(RECORD SET)

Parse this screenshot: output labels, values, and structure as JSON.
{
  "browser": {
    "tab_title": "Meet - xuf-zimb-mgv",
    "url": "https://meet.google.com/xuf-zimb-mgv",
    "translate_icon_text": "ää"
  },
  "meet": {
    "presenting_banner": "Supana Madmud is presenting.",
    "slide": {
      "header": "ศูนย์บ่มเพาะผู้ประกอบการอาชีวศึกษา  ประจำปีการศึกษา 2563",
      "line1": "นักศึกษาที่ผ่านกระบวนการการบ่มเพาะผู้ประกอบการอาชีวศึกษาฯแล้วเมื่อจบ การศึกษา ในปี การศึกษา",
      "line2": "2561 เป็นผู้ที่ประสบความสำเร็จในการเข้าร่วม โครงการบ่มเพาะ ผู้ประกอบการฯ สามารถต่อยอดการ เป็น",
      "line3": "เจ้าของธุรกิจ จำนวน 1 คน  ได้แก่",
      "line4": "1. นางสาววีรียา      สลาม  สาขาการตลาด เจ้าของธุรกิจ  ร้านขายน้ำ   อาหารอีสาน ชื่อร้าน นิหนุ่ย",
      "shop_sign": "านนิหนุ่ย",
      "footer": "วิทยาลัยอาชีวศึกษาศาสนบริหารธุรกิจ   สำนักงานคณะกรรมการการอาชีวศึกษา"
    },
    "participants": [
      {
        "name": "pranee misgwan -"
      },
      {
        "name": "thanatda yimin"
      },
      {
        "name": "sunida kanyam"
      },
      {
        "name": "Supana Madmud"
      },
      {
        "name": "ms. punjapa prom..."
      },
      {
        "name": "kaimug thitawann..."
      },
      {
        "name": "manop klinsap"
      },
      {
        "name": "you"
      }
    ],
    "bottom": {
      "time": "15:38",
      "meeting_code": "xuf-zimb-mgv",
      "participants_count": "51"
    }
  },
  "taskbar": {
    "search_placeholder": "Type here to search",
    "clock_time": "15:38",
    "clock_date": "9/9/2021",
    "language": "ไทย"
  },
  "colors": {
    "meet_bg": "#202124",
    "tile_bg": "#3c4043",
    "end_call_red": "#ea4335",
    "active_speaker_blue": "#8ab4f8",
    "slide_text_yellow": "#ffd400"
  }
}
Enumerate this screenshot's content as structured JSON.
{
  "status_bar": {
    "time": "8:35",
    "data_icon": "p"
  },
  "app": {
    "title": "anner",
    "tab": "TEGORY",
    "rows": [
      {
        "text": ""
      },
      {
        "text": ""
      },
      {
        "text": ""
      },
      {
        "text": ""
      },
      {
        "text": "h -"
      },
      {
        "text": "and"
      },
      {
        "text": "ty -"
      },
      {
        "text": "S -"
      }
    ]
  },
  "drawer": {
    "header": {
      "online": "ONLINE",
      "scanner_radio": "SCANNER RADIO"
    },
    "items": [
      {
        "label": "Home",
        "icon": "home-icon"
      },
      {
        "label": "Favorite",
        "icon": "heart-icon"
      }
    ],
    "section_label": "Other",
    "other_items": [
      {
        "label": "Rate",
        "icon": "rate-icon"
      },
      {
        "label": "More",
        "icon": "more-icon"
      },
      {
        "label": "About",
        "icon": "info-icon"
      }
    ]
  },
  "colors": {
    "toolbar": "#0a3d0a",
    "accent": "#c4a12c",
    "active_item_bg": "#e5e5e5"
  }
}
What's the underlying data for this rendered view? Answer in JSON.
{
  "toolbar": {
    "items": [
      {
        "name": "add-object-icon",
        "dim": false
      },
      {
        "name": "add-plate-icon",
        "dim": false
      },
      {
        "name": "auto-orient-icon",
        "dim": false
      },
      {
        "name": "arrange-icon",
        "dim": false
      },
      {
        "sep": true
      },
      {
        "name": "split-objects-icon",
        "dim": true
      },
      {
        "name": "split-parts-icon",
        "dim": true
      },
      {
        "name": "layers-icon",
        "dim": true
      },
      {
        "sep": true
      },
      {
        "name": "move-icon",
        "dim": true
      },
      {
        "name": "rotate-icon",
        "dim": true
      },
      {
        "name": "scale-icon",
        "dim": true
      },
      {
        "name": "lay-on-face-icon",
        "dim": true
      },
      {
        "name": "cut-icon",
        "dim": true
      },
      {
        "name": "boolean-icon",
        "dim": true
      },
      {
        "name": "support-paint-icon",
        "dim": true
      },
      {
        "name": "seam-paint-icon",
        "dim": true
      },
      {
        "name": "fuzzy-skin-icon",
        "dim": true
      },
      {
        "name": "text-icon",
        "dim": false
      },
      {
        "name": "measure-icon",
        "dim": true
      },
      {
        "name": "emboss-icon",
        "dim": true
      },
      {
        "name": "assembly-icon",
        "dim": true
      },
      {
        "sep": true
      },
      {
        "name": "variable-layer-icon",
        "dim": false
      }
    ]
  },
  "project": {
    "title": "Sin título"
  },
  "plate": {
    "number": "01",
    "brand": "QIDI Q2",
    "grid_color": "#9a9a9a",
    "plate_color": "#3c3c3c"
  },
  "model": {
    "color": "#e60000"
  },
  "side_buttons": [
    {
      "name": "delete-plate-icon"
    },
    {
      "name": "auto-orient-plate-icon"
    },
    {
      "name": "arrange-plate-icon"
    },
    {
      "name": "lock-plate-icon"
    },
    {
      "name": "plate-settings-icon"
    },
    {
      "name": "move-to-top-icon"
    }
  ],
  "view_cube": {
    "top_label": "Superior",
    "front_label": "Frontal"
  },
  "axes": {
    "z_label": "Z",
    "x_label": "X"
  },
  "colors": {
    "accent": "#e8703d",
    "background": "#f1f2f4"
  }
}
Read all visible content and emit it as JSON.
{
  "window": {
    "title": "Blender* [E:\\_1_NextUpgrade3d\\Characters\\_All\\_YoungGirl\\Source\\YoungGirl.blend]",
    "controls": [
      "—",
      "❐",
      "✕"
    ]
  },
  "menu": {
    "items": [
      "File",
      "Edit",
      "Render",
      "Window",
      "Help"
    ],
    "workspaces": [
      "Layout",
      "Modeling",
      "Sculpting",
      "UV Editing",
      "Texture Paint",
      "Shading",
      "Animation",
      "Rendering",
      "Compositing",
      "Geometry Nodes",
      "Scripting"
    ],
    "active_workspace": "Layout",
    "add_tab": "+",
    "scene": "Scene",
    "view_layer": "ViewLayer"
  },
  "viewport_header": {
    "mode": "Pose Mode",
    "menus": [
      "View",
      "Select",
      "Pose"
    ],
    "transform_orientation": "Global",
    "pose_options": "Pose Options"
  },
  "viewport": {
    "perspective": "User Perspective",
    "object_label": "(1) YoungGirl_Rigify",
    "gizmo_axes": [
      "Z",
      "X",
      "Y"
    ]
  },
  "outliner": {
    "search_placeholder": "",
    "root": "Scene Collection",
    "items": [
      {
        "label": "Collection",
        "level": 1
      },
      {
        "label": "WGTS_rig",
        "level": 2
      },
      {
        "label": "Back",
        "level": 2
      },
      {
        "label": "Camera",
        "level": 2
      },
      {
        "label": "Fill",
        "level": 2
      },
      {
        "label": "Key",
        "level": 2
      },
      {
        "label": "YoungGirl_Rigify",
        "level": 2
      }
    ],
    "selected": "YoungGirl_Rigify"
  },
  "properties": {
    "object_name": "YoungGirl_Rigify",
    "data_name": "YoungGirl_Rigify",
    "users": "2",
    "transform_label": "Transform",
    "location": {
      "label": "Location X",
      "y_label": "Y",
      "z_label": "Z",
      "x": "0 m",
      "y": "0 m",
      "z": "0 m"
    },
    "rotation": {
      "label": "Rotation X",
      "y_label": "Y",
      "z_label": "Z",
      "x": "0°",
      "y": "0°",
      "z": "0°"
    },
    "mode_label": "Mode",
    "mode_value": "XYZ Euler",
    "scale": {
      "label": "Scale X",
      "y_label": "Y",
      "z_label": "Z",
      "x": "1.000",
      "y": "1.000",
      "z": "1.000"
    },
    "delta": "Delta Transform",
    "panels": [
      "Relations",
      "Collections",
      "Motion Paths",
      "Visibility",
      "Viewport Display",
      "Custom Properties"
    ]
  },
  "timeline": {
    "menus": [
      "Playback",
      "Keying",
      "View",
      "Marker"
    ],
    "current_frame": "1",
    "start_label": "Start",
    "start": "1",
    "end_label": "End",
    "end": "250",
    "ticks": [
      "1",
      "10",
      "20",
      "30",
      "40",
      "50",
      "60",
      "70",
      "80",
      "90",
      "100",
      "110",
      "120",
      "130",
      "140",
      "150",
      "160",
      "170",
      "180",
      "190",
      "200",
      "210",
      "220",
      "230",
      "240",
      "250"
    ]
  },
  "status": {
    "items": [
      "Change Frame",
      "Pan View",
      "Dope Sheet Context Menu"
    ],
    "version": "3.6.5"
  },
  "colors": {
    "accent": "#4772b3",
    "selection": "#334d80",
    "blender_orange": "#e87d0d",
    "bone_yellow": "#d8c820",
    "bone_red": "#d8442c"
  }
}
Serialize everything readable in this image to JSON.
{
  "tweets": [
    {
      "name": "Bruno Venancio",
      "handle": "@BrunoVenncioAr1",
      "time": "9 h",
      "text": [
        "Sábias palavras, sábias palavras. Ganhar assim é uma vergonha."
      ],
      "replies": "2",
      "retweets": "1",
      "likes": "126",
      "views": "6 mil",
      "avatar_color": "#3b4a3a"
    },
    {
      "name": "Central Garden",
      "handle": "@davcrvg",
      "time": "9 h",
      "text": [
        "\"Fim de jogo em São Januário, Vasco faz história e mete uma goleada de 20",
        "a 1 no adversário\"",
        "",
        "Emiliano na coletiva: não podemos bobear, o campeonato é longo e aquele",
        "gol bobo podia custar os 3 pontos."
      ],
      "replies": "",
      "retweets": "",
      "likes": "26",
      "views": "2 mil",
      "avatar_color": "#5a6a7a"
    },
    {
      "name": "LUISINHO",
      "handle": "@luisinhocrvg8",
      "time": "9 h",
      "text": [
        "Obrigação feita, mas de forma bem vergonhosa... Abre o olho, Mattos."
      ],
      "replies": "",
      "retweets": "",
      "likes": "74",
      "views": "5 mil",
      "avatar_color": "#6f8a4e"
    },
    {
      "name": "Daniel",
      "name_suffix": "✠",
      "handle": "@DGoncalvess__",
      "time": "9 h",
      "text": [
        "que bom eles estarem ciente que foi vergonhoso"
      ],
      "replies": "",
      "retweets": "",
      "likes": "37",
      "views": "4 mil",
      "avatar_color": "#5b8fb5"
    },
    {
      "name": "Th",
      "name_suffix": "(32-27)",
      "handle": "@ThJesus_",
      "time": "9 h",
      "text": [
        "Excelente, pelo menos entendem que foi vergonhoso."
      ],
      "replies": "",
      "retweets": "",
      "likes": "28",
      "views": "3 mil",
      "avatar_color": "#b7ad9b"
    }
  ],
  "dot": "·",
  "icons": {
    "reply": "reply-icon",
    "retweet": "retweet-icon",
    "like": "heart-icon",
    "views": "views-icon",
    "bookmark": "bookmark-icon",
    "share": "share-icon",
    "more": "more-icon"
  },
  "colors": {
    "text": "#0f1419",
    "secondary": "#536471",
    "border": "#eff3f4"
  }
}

(EXERCISE GOAL)
Pull out and copy each line containing the string "าของธ".

(FULL SOLUTION)
      "line3": "เจ้าของธุรกิจ จำนวน 1 คน  ได้แก่",
      "line4": "1. นางสาววีรียา      สลาม  สาขาการตลาด เจ้าของธุรกิจ  ร้านขายน้ำ   อาหารอีสาน ชื่อร้าน นิหนุ่ย",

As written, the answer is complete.